----- DATA RECORDS -----

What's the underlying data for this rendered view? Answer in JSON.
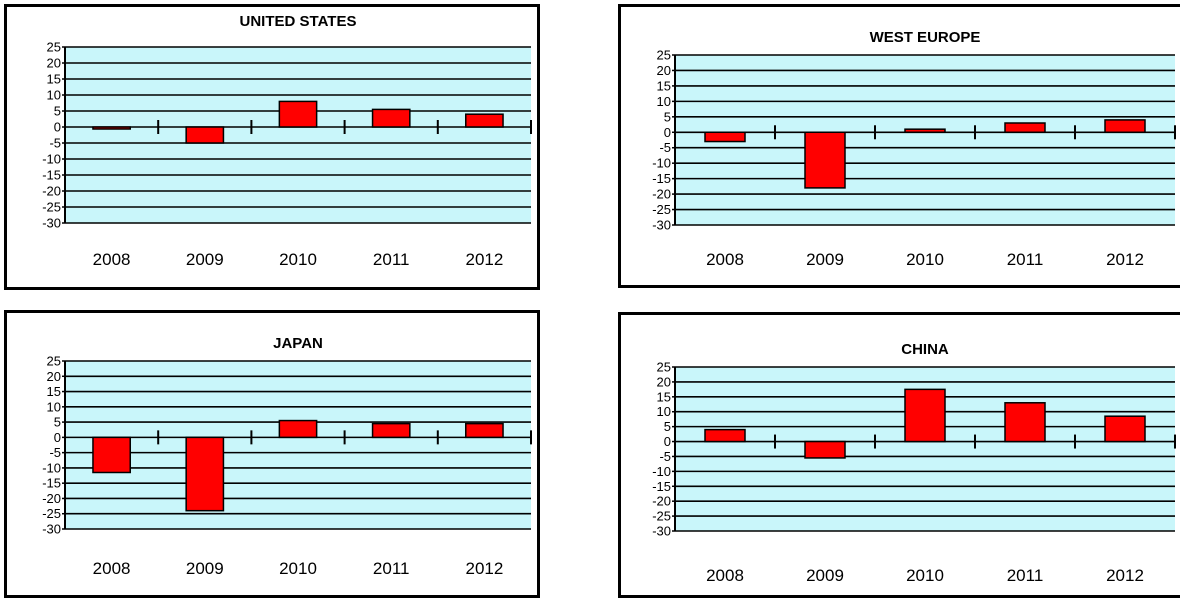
{
  "chart_data": [
    {
      "type": "bar",
      "title": "UNITED STATES",
      "categories": [
        "2008",
        "2009",
        "2010",
        "2011",
        "2012"
      ],
      "values": [
        -0.3,
        -5,
        8,
        5.5,
        4
      ],
      "ylim": [
        -30,
        25
      ],
      "yticks": [
        "25",
        "20",
        "15",
        "10",
        "5",
        "0",
        "-5",
        "-10",
        "-15",
        "-20",
        "-25",
        "-30"
      ],
      "grid": true,
      "colors": {
        "plot_bg": "#c9f6fa",
        "bar": "#ff0000"
      }
    },
    {
      "type": "bar",
      "title": "WEST  EUROPE",
      "categories": [
        "2008",
        "2009",
        "2010",
        "2011",
        "2012"
      ],
      "values": [
        -3,
        -18,
        1,
        3,
        4
      ],
      "ylim": [
        -30,
        25
      ],
      "yticks": [
        "25",
        "20",
        "15",
        "10",
        "5",
        "0",
        "-5",
        "-10",
        "-15",
        "-20",
        "-25",
        "-30"
      ],
      "grid": true,
      "colors": {
        "plot_bg": "#c9f6fa",
        "bar": "#ff0000"
      }
    },
    {
      "type": "bar",
      "title": "JAPAN",
      "categories": [
        "2008",
        "2009",
        "2010",
        "2011",
        "2012"
      ],
      "values": [
        -11.5,
        -24,
        5.5,
        4.5,
        4.5
      ],
      "ylim": [
        -30,
        25
      ],
      "yticks": [
        "25",
        "20",
        "15",
        "10",
        "5",
        "0",
        "-5",
        "-10",
        "-15",
        "-20",
        "-25",
        "-30"
      ],
      "grid": true,
      "colors": {
        "plot_bg": "#c9f6fa",
        "bar": "#ff0000"
      }
    },
    {
      "type": "bar",
      "title": "CHINA",
      "categories": [
        "2008",
        "2009",
        "2010",
        "2011",
        "2012"
      ],
      "values": [
        4,
        -5.5,
        17.5,
        13,
        8.5
      ],
      "ylim": [
        -30,
        25
      ],
      "yticks": [
        "25",
        "20",
        "15",
        "10",
        "5",
        "0",
        "-5",
        "-10",
        "-15",
        "-20",
        "-25",
        "-30"
      ],
      "grid": true,
      "colors": {
        "plot_bg": "#c9f6fa",
        "bar": "#ff0000"
      }
    }
  ]
}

-----

GOAL OF THE EXERCISE — Pictures in the records above are not copied; print everything else exactly.

ANSWER TO THE TASK —
What's the underlying data for this rendered view? Answer in JSON.
{
  "chart_data": [
    {
      "type": "bar",
      "title": "UNITED STATES",
      "categories": [
        "2008",
        "2009",
        "2010",
        "2011",
        "2012"
      ],
      "values": [
        -0.3,
        -5,
        8,
        5.5,
        4
      ],
      "ylim": [
        -30,
        25
      ],
      "yticks": [
        "25",
        "20",
        "15",
        "10",
        "5",
        "0",
        "-5",
        "-10",
        "-15",
        "-20",
        "-25",
        "-30"
      ],
      "grid": true,
      "colors": {
        "plot_bg": "#c9f6fa",
        "bar": "#ff0000"
      }
    },
    {
      "type": "bar",
      "title": "WEST  EUROPE",
      "categories": [
        "2008",
        "2009",
        "2010",
        "2011",
        "2012"
      ],
      "values": [
        -3,
        -18,
        1,
        3,
        4
      ],
      "ylim": [
        -30,
        25
      ],
      "yticks": [
        "25",
        "20",
        "15",
        "10",
        "5",
        "0",
        "-5",
        "-10",
        "-15",
        "-20",
        "-25",
        "-30"
      ],
      "grid": true,
      "colors": {
        "plot_bg": "#c9f6fa",
        "bar": "#ff0000"
      }
    },
    {
      "type": "bar",
      "title": "JAPAN",
      "categories": [
        "2008",
        "2009",
        "2010",
        "2011",
        "2012"
      ],
      "values": [
        -11.5,
        -24,
        5.5,
        4.5,
        4.5
      ],
      "ylim": [
        -30,
        25
      ],
      "yticks": [
        "25",
        "20",
        "15",
        "10",
        "5",
        "0",
        "-5",
        "-10",
        "-15",
        "-20",
        "-25",
        "-30"
      ],
      "grid": true,
      "colors": {
        "plot_bg": "#c9f6fa",
        "bar": "#ff0000"
      }
    },
    {
      "type": "bar",
      "title": "CHINA",
      "categories": [
        "2008",
        "2009",
        "2010",
        "2011",
        "2012"
      ],
      "values": [
        4,
        -5.5,
        17.5,
        13,
        8.5
      ],
      "ylim": [
        -30,
        25
      ],
      "yticks": [
        "25",
        "20",
        "15",
        "10",
        "5",
        "0",
        "-5",
        "-10",
        "-15",
        "-20",
        "-25",
        "-30"
      ],
      "grid": true,
      "colors": {
        "plot_bg": "#c9f6fa",
        "bar": "#ff0000"
      }
    }
  ]
}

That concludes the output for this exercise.